[Data records]
——————————

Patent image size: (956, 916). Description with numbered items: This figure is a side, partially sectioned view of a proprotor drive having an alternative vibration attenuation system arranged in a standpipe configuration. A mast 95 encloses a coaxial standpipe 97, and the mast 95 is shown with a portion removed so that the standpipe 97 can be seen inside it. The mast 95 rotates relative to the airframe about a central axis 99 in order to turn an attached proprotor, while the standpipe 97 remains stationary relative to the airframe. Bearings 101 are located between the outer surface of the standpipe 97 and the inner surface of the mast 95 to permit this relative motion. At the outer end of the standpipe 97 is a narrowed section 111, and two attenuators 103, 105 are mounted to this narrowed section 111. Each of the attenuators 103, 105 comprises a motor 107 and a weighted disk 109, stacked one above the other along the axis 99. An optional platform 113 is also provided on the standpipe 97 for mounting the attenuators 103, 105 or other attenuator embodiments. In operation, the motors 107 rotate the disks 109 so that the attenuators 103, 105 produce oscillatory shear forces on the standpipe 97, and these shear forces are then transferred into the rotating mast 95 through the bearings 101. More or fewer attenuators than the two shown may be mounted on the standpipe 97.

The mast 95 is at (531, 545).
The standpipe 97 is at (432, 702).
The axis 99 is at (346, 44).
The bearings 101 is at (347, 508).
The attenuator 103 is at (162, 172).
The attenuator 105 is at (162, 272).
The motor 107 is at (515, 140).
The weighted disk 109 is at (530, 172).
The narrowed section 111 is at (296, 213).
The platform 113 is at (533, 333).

——————————

Copy every line of the data records above word for word.

Patent image size: (956, 916). Description with numbered items: This figure is a side, partially sectioned view of a proprotor drive having an alternative vibration attenuation system arranged in a standpipe configuration. A mast 95 encloses a coaxial standpipe 97, and the mast 95 is shown with a portion removed so that the standpipe 97 can be seen inside it. The mast 95 rotates relative to the airframe about a central axis 99 in order to turn an attached proprotor, while the standpipe 97 remains stationary relative to the airframe. Bearings 101 are located between the outer surface of the standpipe 97 and the inner surface of the mast 95 to permit this relative motion. At the outer end of the standpipe 97 is a narrowed section 111, and two attenuators 103, 105 are mounted to this narrowed section 111. Each of the attenuators 103, 105 comprises a motor 107 and a weighted disk 109, stacked one above the other along the axis 99. An optional platform 113 is also provided on the standpipe 97 for mounting the attenuators 103, 105 or other attenuator embodiments. In operation, the motors 107 rotate the disks 109 so that the attenuators 103, 105 produce oscillatory shear forces on the standpipe 97, and these shear forces are then transferred into the rotating mast 95 through the bearings 101. More or fewer attenuators than the two shown may be mounted on the standpipe 97.

The mast 95 is at (531, 545).
The standpipe 97 is at (432, 702).
The axis 99 is at (346, 44).
The bearings 101 is at (347, 508).
The attenuator 103 is at (162, 172).
The attenuator 105 is at (162, 272).
The motor 107 is at (515, 140).
The weighted disk 109 is at (530, 172).
The narrowed section 111 is at (296, 213).
The platform 113 is at (533, 333).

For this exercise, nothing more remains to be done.